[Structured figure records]
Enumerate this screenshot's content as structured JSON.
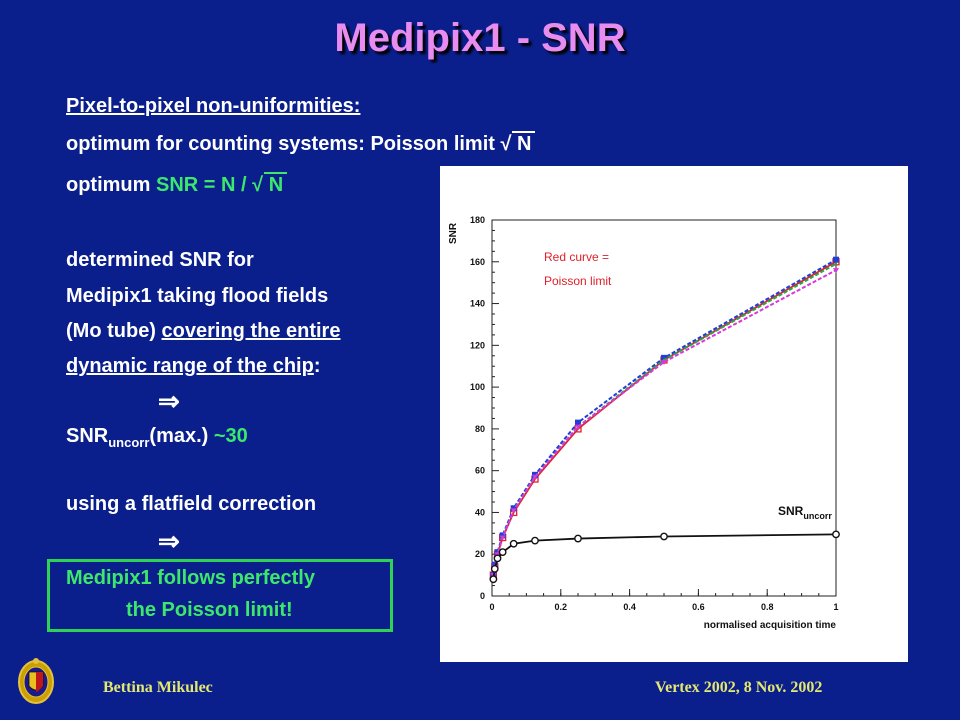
{
  "title": "Medipix1 - SNR",
  "text": {
    "l1": "Pixel-to-pixel non-uniformities:",
    "l2_a": "optimum for counting systems: Poisson limit ",
    "l2_sqrt": "√",
    "l2_n": "N",
    "l3_a": "optimum ",
    "l3_b": "SNR = N / ",
    "l3_sqrt": "√",
    "l3_n": "N",
    "l4": "determined SNR for",
    "l5": "Medipix1 taking flood fields",
    "l6_a": "(Mo tube) ",
    "l6_b": "covering the entire",
    "l7_a": "dynamic range of the chip",
    "l7_b": ":",
    "arrow": "⇒",
    "l8_a": "SNR",
    "l8_sub": "uncorr",
    "l8_b": "(max.) ",
    "l8_c": "~30",
    "l9": "using a flatfield correction",
    "arrow2": "⇒",
    "l10": "Medipix1 follows perfectly",
    "l11": "the Poisson limit!"
  },
  "footer": {
    "author": "Bettina Mikulec",
    "conference": "Vertex 2002, 8 Nov. 2002"
  },
  "colors": {
    "background": "#0b1f8c",
    "title": "#e88cf0",
    "highlight": "#3ce86c",
    "footer": "#e4e870"
  },
  "chart_data": {
    "type": "line",
    "xlabel": "normalised acquisition time",
    "ylabel": "SNR",
    "xlim": [
      0,
      1
    ],
    "ylim": [
      0,
      180
    ],
    "xticks": [
      0,
      0.2,
      0.4,
      0.6,
      0.8,
      1
    ],
    "xtick_labels": [
      "0",
      "0.2",
      "0.4",
      "0.6",
      "0.8",
      "1"
    ],
    "yticks": [
      0,
      20,
      40,
      60,
      80,
      100,
      120,
      140,
      160,
      180
    ],
    "ytick_labels": [
      "0",
      "20",
      "40",
      "60",
      "80",
      "100",
      "120",
      "140",
      "160",
      "180"
    ],
    "annotation_poisson_1": "Red curve =",
    "annotation_poisson_2": "Poisson limit",
    "annotation_uncorr": "SNR",
    "annotation_uncorr_sub": "uncorr",
    "series": [
      {
        "color": "#e0202a",
        "style": "solid",
        "marker": "square-open",
        "x": [
          0.004,
          0.008,
          0.016,
          0.031,
          0.063,
          0.125,
          0.25,
          0.5,
          1.0
        ],
        "y": [
          10,
          14,
          20,
          28,
          40,
          56,
          80,
          113,
          160
        ]
      },
      {
        "color": "#1f3fd8",
        "style": "dashed",
        "marker": "square-filled",
        "x": [
          0.004,
          0.008,
          0.016,
          0.031,
          0.063,
          0.125,
          0.25,
          0.5,
          1.0
        ],
        "y": [
          10,
          15,
          21,
          29,
          42,
          58,
          83,
          114,
          161
        ]
      },
      {
        "color": "#28a845",
        "style": "dashed",
        "marker": "none",
        "x": [
          0.004,
          0.008,
          0.016,
          0.031,
          0.063,
          0.125,
          0.25,
          0.5,
          1.0
        ],
        "y": [
          10,
          14,
          20,
          28,
          41,
          57,
          81,
          113,
          159
        ]
      },
      {
        "color": "#d838d8",
        "style": "dashed",
        "marker": "triangle",
        "x": [
          0.004,
          0.008,
          0.016,
          0.031,
          0.063,
          0.125,
          0.25,
          0.5,
          1.0
        ],
        "y": [
          10,
          14,
          20,
          28,
          41,
          57,
          81,
          112,
          156
        ]
      },
      {
        "color": "#111111",
        "style": "solid",
        "marker": "circle-open",
        "x": [
          0.004,
          0.008,
          0.016,
          0.031,
          0.063,
          0.125,
          0.25,
          0.5,
          1.0
        ],
        "y": [
          8,
          13,
          18,
          21,
          25,
          26.5,
          27.5,
          28.5,
          29.5
        ]
      }
    ]
  }
}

## To do
Read the data above. Pull out each line in which the string "limit" appears.

## Output below
    "l2_a": "optimum for counting systems: Poisson limit ",
    "l11": "the Poisson limit!"
    "annotation_poisson_2": "Poisson limit",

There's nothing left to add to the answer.